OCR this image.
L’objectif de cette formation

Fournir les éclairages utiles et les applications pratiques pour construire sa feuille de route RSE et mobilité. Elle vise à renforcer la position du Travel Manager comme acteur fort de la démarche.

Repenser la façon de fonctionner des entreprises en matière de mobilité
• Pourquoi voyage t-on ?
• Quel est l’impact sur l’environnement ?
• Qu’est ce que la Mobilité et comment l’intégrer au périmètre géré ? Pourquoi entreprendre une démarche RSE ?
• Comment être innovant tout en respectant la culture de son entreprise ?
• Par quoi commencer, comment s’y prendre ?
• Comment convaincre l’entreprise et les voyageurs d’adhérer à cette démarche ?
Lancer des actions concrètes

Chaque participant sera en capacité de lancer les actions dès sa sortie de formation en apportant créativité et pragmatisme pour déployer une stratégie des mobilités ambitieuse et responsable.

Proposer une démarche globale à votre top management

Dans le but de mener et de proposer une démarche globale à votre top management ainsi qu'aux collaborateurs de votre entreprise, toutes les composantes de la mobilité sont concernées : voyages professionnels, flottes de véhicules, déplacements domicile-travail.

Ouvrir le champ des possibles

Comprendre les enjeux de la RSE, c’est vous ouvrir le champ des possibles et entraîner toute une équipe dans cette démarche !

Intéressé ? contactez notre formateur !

^^^^^^^^^^^^^^^^

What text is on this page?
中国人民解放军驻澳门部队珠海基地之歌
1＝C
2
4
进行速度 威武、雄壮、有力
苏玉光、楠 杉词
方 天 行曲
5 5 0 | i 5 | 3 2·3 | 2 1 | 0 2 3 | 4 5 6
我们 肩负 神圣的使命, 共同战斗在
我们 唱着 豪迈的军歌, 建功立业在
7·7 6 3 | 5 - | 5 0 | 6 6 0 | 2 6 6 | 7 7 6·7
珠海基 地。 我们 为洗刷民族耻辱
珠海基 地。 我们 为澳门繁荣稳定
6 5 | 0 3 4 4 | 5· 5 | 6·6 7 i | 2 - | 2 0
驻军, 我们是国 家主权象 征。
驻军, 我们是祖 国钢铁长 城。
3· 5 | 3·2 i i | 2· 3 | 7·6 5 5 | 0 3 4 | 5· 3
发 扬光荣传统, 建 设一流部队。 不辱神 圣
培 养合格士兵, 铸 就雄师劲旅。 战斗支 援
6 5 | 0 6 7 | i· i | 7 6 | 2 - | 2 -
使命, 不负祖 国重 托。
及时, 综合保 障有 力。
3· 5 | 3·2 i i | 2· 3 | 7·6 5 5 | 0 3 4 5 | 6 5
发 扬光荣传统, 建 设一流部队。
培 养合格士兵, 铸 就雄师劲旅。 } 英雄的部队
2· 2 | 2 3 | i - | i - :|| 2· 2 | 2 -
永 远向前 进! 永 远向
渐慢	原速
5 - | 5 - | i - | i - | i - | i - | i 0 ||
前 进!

^^^^^^^^^^^^^^^^

_What to do_.
Reproduce each line holding the word "养合格士兵".

_Solution to the problem_.
培 养合格士兵, 铸 就雄师劲旅。 战斗支 援
培 养合格士兵, 铸 就雄师劲旅。 } 英雄的部队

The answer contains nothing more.